> _Exercise goal_
The answer should be a single number: how many lines of the entries below hold the word "تیمسار".
____ Input data
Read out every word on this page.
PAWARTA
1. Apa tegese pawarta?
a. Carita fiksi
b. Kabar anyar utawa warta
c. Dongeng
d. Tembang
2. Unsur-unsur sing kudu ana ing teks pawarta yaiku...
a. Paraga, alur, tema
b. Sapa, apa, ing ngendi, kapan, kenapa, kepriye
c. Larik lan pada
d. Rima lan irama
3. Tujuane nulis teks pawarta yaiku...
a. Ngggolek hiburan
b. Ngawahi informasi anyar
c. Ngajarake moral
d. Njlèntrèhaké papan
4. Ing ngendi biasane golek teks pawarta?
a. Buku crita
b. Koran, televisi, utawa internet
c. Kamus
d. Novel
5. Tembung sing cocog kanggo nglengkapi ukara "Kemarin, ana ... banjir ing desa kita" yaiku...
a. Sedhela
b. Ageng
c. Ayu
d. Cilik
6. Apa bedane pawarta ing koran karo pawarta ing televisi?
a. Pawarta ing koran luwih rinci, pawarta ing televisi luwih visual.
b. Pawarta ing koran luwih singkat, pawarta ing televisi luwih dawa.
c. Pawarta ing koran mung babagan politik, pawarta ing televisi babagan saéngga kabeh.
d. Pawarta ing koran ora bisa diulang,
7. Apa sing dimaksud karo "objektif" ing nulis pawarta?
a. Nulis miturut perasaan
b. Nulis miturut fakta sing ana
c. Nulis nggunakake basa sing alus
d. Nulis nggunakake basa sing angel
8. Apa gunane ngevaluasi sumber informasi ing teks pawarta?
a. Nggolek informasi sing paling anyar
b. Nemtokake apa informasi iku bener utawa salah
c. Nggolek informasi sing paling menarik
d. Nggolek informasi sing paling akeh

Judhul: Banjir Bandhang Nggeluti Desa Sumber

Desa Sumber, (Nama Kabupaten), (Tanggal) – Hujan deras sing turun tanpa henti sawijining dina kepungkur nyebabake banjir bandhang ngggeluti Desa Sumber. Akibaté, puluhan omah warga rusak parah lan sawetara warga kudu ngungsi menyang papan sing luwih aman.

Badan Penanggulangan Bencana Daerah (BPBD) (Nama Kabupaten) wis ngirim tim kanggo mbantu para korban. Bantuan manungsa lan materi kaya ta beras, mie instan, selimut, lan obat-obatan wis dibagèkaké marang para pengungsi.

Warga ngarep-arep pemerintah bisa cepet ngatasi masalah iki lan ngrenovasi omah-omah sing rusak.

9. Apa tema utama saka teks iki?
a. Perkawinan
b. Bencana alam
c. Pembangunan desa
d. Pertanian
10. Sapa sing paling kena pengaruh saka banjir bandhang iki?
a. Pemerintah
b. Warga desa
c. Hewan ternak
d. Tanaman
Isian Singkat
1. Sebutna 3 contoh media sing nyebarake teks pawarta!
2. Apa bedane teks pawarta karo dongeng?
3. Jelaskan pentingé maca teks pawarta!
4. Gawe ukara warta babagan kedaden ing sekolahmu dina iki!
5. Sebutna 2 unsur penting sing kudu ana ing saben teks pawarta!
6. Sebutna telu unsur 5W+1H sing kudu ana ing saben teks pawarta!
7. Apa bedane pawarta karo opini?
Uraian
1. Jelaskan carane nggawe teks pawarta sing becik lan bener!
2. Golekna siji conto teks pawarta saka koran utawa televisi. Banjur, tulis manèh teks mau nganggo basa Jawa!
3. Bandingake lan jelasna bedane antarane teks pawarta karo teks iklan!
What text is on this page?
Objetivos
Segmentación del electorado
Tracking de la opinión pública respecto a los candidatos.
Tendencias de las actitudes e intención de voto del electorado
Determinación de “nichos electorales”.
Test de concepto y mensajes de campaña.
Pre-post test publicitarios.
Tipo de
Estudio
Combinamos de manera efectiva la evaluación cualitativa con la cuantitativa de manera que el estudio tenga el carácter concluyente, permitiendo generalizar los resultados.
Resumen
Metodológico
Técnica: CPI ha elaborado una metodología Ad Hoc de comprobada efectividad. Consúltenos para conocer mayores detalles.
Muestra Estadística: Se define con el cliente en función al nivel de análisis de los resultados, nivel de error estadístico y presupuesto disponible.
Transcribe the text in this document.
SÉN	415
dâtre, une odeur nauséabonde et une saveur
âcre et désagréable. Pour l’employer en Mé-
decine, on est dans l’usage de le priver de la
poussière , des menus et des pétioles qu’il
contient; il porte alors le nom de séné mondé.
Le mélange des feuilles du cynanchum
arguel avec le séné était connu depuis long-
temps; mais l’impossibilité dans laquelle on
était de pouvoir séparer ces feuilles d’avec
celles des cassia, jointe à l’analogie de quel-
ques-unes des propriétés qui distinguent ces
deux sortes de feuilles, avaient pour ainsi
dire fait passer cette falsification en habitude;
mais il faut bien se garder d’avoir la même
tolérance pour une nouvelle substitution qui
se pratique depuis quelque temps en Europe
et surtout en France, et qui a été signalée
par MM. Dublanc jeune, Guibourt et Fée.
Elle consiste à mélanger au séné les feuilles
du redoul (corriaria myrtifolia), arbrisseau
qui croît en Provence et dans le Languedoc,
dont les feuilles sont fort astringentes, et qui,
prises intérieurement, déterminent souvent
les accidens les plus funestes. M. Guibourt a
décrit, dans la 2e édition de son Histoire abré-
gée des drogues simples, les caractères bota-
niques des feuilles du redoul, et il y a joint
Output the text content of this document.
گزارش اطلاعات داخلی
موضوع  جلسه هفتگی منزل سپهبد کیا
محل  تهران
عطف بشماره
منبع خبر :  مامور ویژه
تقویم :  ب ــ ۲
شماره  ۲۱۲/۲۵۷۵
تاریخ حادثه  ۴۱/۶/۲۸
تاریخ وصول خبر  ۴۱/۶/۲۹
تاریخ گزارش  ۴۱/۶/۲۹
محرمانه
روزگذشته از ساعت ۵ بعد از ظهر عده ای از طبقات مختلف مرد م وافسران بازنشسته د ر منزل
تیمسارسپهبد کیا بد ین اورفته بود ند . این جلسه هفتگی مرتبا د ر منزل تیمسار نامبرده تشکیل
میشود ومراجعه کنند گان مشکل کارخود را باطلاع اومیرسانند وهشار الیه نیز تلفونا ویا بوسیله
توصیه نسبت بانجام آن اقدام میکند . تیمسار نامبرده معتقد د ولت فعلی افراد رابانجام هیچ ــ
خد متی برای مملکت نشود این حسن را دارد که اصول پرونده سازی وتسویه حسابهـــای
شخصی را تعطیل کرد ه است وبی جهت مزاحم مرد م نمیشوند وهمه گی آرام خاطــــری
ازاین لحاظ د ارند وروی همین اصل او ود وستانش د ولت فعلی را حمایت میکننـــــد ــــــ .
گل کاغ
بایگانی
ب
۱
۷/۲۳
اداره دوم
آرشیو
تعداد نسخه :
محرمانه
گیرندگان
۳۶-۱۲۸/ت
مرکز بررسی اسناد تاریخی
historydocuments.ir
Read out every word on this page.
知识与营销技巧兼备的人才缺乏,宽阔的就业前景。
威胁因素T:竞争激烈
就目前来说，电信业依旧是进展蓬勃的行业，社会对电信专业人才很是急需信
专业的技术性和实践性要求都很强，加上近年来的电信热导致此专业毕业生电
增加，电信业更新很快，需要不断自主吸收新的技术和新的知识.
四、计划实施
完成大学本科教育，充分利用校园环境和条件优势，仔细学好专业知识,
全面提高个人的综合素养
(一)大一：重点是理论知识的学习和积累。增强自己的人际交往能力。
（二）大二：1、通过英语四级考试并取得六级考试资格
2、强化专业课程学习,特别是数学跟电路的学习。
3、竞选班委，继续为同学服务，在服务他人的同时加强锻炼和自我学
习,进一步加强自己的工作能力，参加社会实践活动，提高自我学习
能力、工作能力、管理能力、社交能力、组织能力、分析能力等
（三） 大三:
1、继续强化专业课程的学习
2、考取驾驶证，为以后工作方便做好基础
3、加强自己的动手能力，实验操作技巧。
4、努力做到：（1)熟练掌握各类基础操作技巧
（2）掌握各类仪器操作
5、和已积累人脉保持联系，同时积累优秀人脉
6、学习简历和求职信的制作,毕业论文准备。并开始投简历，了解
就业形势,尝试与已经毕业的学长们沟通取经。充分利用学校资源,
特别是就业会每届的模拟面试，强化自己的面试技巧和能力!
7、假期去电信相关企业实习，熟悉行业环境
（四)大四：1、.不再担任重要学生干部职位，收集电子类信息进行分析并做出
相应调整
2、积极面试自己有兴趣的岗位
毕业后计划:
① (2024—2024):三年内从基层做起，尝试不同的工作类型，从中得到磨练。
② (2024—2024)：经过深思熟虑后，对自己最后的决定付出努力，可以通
________
> _Solution for this task_
2